▶ [WHAT YOU ARE ASKED TO DO]: Restate the records below word for word, and omit the images they hold.

▶ [Data excerpts]:
########

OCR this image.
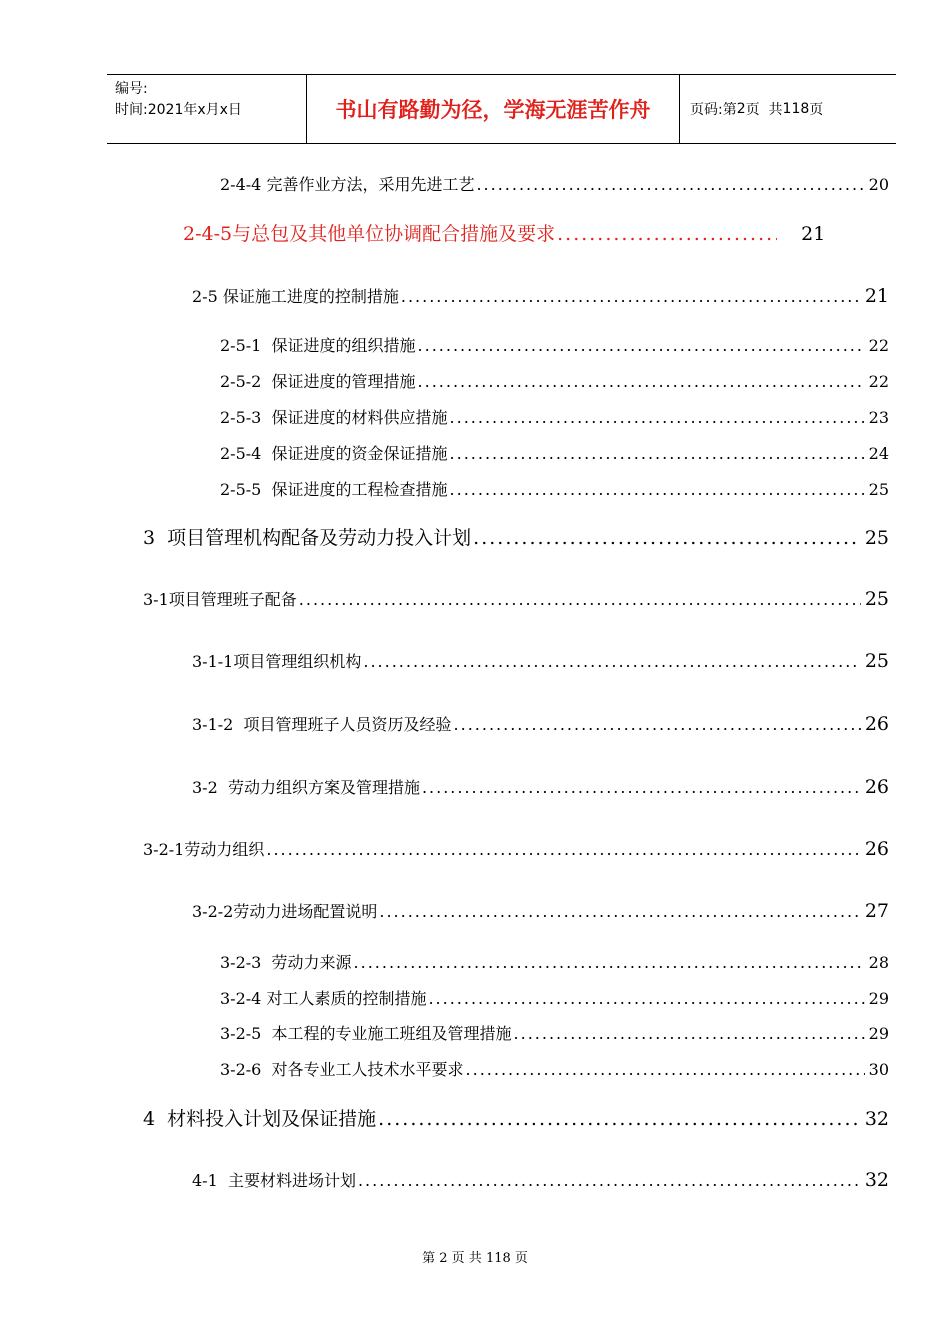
编号:
时间:2021年x月x日	书山有路勤为径，学海无涯苦作舟	页码:第 2 页  共 118 页
2-4-4 完善作业方法，采用先进工艺 .....	20
2-4-5与总包及其他单位协调配合措施及要求 .....	21
2-5 保证施工进度的控制措施 .....	21
2-5-1  保证进度的组织措施 .....	22
2-5-2  保证进度的管理措施 .....	22
2-5-3  保证进度的材料供应措施 .....	23
2-5-4  保证进度的资金保证措施 .....	24
2-5-5  保证进度的工程检查措施 .....	25
3  项目管理机构配备及劳动力投入计划 .....	25
3-1项目管理班子配备 .....	25
3-1-1项目管理组织机构 .....	25
3-1-2  项目管理班子人员资历及经验 .....	26
3-2  劳动力组织方案及管理措施 .....	26
3-2-1劳动力组织 .....	26
3-2-2劳动力进场配置说明 .....	27
3-2-3  劳动力来源 .....	28
3-2-4 对工人素质的控制措施 .....	29
3-2-5  本工程的专业施工班组及管理措施 .....	29
3-2-6  对各专业工人技术水平要求 .....	30
4  材料投入计划及保证措施 .....	32
4-1  主要材料进场计划 .....	32
第 2 页 共 118 页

########

▶ [SOLUTION TO THIS PROBLEM]:
OCR this image.
编号:
时间:2021年x月x日	书山有路勤为径，学海无涯苦作舟	页码:第 2 页  共 118 页
2-4-4 完善作业方法，采用先进工艺 .....	20
2-4-5与总包及其他单位协调配合措施及要求 .....	21
2-5 保证施工进度的控制措施 .....	21
2-5-1  保证进度的组织措施 .....	22
2-5-2  保证进度的管理措施 .....	22
2-5-3  保证进度的材料供应措施 .....	23
2-5-4  保证进度的资金保证措施 .....	24
2-5-5  保证进度的工程检查措施 .....	25
3  项目管理机构配备及劳动力投入计划 .....	25
3-1项目管理班子配备 .....	25
3-1-1项目管理组织机构 .....	25
3-1-2  项目管理班子人员资历及经验 .....	26
3-2  劳动力组织方案及管理措施 .....	26
3-2-1劳动力组织 .....	26
3-2-2劳动力进场配置说明 .....	27
3-2-3  劳动力来源 .....	28
3-2-4 对工人素质的控制措施 .....	29
3-2-5  本工程的专业施工班组及管理措施 .....	29
3-2-6  对各专业工人技术水平要求 .....	30
4  材料投入计划及保证措施 .....	32
4-1  主要材料进场计划 .....	32
第 2 页 共 118 页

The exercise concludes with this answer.